# REQUIREMENTS
Return the whole listing, line for line, without the pictures in it.

# DATA ROWS
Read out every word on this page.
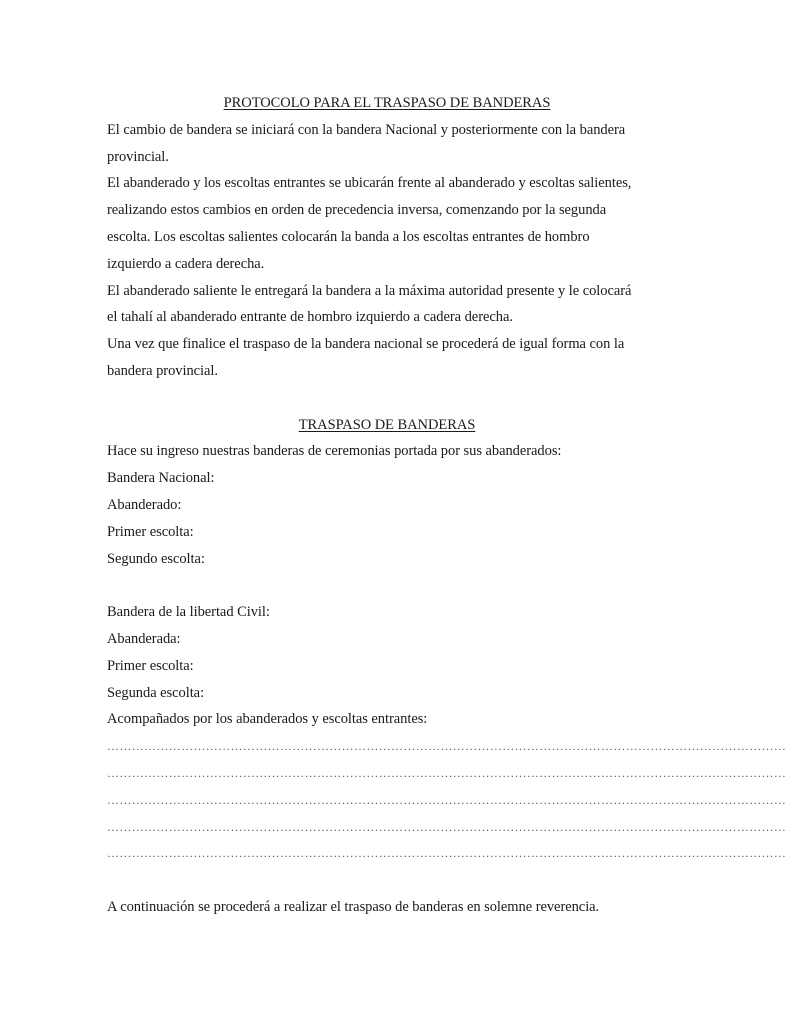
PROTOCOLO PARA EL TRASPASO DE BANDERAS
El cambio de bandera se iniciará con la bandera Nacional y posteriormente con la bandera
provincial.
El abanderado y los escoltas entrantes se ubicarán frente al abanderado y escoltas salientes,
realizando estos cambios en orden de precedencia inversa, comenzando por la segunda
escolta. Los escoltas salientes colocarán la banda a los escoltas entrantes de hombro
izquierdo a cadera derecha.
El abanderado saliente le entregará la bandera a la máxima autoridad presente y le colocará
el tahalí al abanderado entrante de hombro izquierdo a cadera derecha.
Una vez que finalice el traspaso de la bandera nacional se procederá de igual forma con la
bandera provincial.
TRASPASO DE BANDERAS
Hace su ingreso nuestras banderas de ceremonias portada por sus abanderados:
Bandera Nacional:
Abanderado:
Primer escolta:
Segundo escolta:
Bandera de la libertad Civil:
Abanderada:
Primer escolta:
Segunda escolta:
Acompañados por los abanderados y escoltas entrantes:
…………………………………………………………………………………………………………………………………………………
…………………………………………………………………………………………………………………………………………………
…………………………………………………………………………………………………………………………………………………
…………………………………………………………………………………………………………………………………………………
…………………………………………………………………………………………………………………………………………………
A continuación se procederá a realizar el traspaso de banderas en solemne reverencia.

# RESULT
Read out every word on this page.
PROTOCOLO PARA EL TRASPASO DE BANDERAS
El cambio de bandera se iniciará con la bandera Nacional y posteriormente con la bandera
provincial.
El abanderado y los escoltas entrantes se ubicarán frente al abanderado y escoltas salientes,
realizando estos cambios en orden de precedencia inversa, comenzando por la segunda
escolta. Los escoltas salientes colocarán la banda a los escoltas entrantes de hombro
izquierdo a cadera derecha.
El abanderado saliente le entregará la bandera a la máxima autoridad presente y le colocará
el tahalí al abanderado entrante de hombro izquierdo a cadera derecha.
Una vez que finalice el traspaso de la bandera nacional se procederá de igual forma con la
bandera provincial.
TRASPASO DE BANDERAS
Hace su ingreso nuestras banderas de ceremonias portada por sus abanderados:
Bandera Nacional:
Abanderado:
Primer escolta:
Segundo escolta:
Bandera de la libertad Civil:
Abanderada:
Primer escolta:
Segunda escolta:
Acompañados por los abanderados y escoltas entrantes:
…………………………………………………………………………………………………………………………………………………
…………………………………………………………………………………………………………………………………………………
…………………………………………………………………………………………………………………………………………………
…………………………………………………………………………………………………………………………………………………
…………………………………………………………………………………………………………………………………………………
A continuación se procederá a realizar el traspaso de banderas en solemne reverencia.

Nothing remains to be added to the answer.